:: YOUR TASK ::
Pictures do not belong in the copy. Return all of the entries exactly.

[START]

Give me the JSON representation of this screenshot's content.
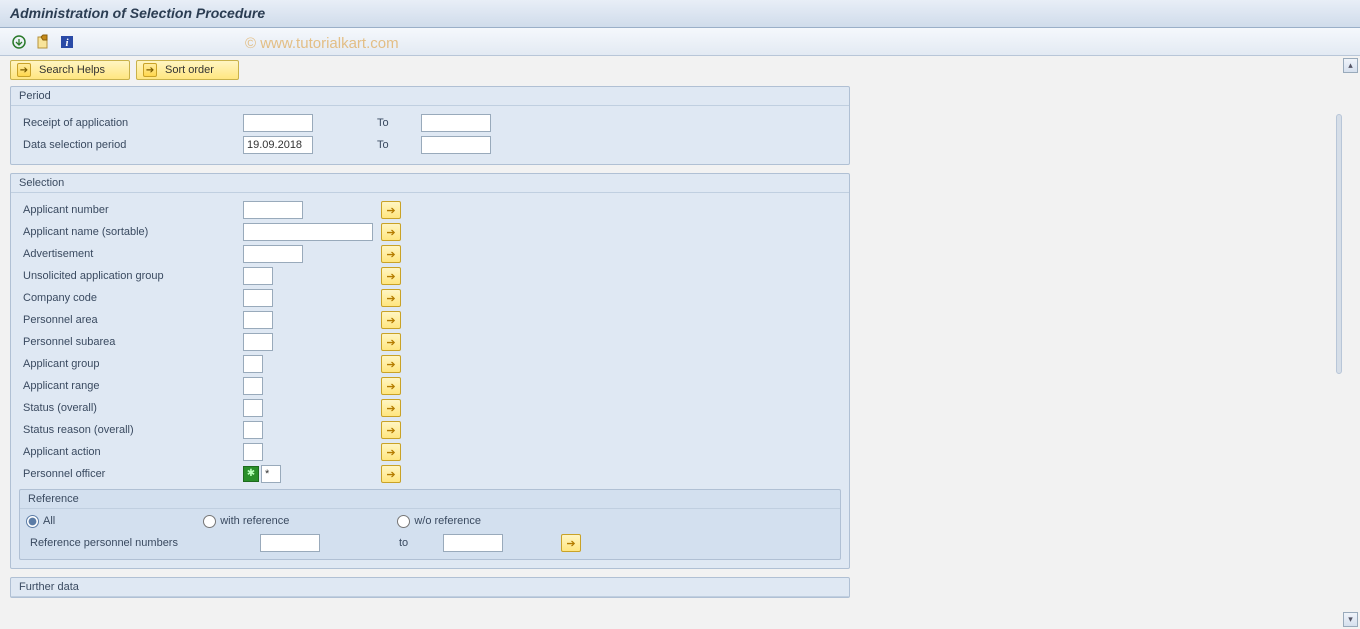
{
  "title": "Administration of Selection Procedure",
  "watermark": "© www.tutorialkart.com",
  "toolbar_buttons": {
    "search_helps": "Search Helps",
    "sort_order": "Sort order"
  },
  "groups": {
    "period": {
      "title": "Period",
      "rows": [
        {
          "label": "Receipt of application",
          "from": "",
          "to_label": "To",
          "to": ""
        },
        {
          "label": "Data selection period",
          "from": "19.09.2018",
          "to_label": "To",
          "to": ""
        }
      ]
    },
    "selection": {
      "title": "Selection",
      "rows": [
        {
          "label": "Applicant number",
          "value": "",
          "width": "w60"
        },
        {
          "label": "Applicant name (sortable)",
          "value": "",
          "width": "w130"
        },
        {
          "label": "Advertisement",
          "value": "",
          "width": "w60"
        },
        {
          "label": "Unsolicited application group",
          "value": "",
          "width": "w30"
        },
        {
          "label": "Company code",
          "value": "",
          "width": "w30"
        },
        {
          "label": "Personnel area",
          "value": "",
          "width": "w30"
        },
        {
          "label": "Personnel subarea",
          "value": "",
          "width": "w30"
        },
        {
          "label": "Applicant group",
          "value": "",
          "width": "w20"
        },
        {
          "label": "Applicant range",
          "value": "",
          "width": "w20"
        },
        {
          "label": "Status (overall)",
          "value": "",
          "width": "w20"
        },
        {
          "label": "Status reason (overall)",
          "value": "",
          "width": "w20"
        },
        {
          "label": "Applicant action",
          "value": "",
          "width": "w20"
        },
        {
          "label": "Personnel officer",
          "value": "*",
          "width": "w20",
          "has_indicator": true
        }
      ],
      "reference": {
        "title": "Reference",
        "radios": {
          "all": "All",
          "with_ref": "with reference",
          "wo_ref": "w/o reference"
        },
        "ref_num_label": "Reference personnel numbers",
        "ref_to_label": "to"
      }
    },
    "further": {
      "title": "Further data"
    }
  }
}
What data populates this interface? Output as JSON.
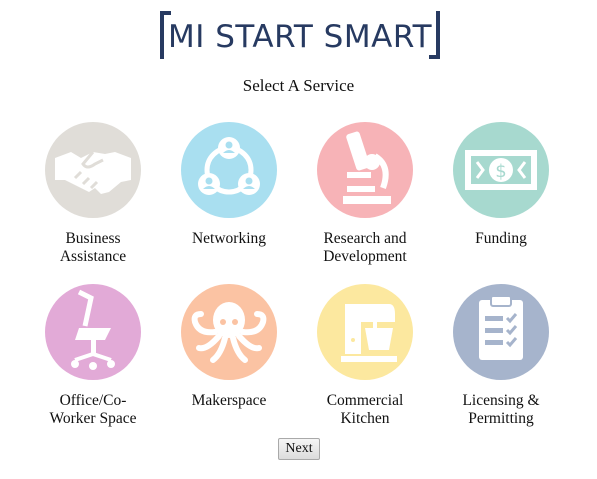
{
  "brand": {
    "title": "MI START SMART",
    "color": "#273a61"
  },
  "subtitle": "Select A Service",
  "services": [
    {
      "label_line1": "Business",
      "label_line2": "Assistance",
      "color": "#e0ddd8",
      "icon": "handshake-icon"
    },
    {
      "label_line1": "Networking",
      "label_line2": "",
      "color": "#a9dff0",
      "icon": "network-icon"
    },
    {
      "label_line1": "Research and",
      "label_line2": "Development",
      "color": "#f7b3b7",
      "icon": "microscope-icon"
    },
    {
      "label_line1": "Funding",
      "label_line2": "",
      "color": "#a7d9cf",
      "icon": "money-icon"
    },
    {
      "label_line1": "Office/Co-",
      "label_line2": "Worker Space",
      "color": "#e2aad7",
      "icon": "office-chair-icon"
    },
    {
      "label_line1": "Makerspace",
      "label_line2": "",
      "color": "#fbc3a3",
      "icon": "octopus-icon"
    },
    {
      "label_line1": "Commercial",
      "label_line2": "Kitchen",
      "color": "#fce89f",
      "icon": "stand-mixer-icon"
    },
    {
      "label_line1": "Licensing &",
      "label_line2": "Permitting",
      "color": "#a6b4cc",
      "icon": "clipboard-checklist-icon"
    }
  ],
  "next_button": {
    "label": "Next"
  }
}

[END]

:: RESPONSE FOR THIS EXERCISE ::
Give me the JSON representation of this screenshot's content.
{
  "title": "Administration of Selection Procedure",
  "watermark": "© www.tutorialkart.com",
  "toolbar_buttons": {
    "search_helps": "Search Helps",
    "sort_order": "Sort order"
  },
  "groups": {
    "period": {
      "title": "Period",
      "rows": [
        {
          "label": "Receipt of application",
          "from": "",
          "to_label": "To",
          "to": ""
        },
        {
          "label": "Data selection period",
          "from": "19.09.2018",
          "to_label": "To",
          "to": ""
        }
      ]
    },
    "selection": {
      "title": "Selection",
      "rows": [
        {
          "label": "Applicant number",
          "value": "",
          "width": "w60"
        },
        {
          "label": "Applicant name (sortable)",
          "value": "",
          "width": "w130"
        },
        {
          "label": "Advertisement",
          "value": "",
          "width": "w60"
        },
        {
          "label": "Unsolicited application group",
          "value": "",
          "width": "w30"
        },
        {
          "label": "Company code",
          "value": "",
          "width": "w30"
        },
        {
          "label": "Personnel area",
          "value": "",
          "width": "w30"
        },
        {
          "label": "Personnel subarea",
          "value": "",
          "width": "w30"
        },
        {
          "label": "Applicant group",
          "value": "",
          "width": "w20"
        },
        {
          "label": "Applicant range",
          "value": "",
          "width": "w20"
        },
        {
          "label": "Status (overall)",
          "value": "",
          "width": "w20"
        },
        {
          "label": "Status reason (overall)",
          "value": "",
          "width": "w20"
        },
        {
          "label": "Applicant action",
          "value": "",
          "width": "w20"
        },
        {
          "label": "Personnel officer",
          "value": "*",
          "width": "w20",
          "has_indicator": true
        }
      ],
      "reference": {
        "title": "Reference",
        "radios": {
          "all": "All",
          "with_ref": "with reference",
          "wo_ref": "w/o reference"
        },
        "ref_num_label": "Reference personnel numbers",
        "ref_to_label": "to"
      }
    },
    "further": {
      "title": "Further data"
    }
  }
}
What data populates this interface? Output as JSON.
{
  "brand": {
    "title": "MI START SMART",
    "color": "#273a61"
  },
  "subtitle": "Select A Service",
  "services": [
    {
      "label_line1": "Business",
      "label_line2": "Assistance",
      "color": "#e0ddd8",
      "icon": "handshake-icon"
    },
    {
      "label_line1": "Networking",
      "label_line2": "",
      "color": "#a9dff0",
      "icon": "network-icon"
    },
    {
      "label_line1": "Research and",
      "label_line2": "Development",
      "color": "#f7b3b7",
      "icon": "microscope-icon"
    },
    {
      "label_line1": "Funding",
      "label_line2": "",
      "color": "#a7d9cf",
      "icon": "money-icon"
    },
    {
      "label_line1": "Office/Co-",
      "label_line2": "Worker Space",
      "color": "#e2aad7",
      "icon": "office-chair-icon"
    },
    {
      "label_line1": "Makerspace",
      "label_line2": "",
      "color": "#fbc3a3",
      "icon": "octopus-icon"
    },
    {
      "label_line1": "Commercial",
      "label_line2": "Kitchen",
      "color": "#fce89f",
      "icon": "stand-mixer-icon"
    },
    {
      "label_line1": "Licensing &",
      "label_line2": "Permitting",
      "color": "#a6b4cc",
      "icon": "clipboard-checklist-icon"
    }
  ],
  "next_button": {
    "label": "Next"
  }
}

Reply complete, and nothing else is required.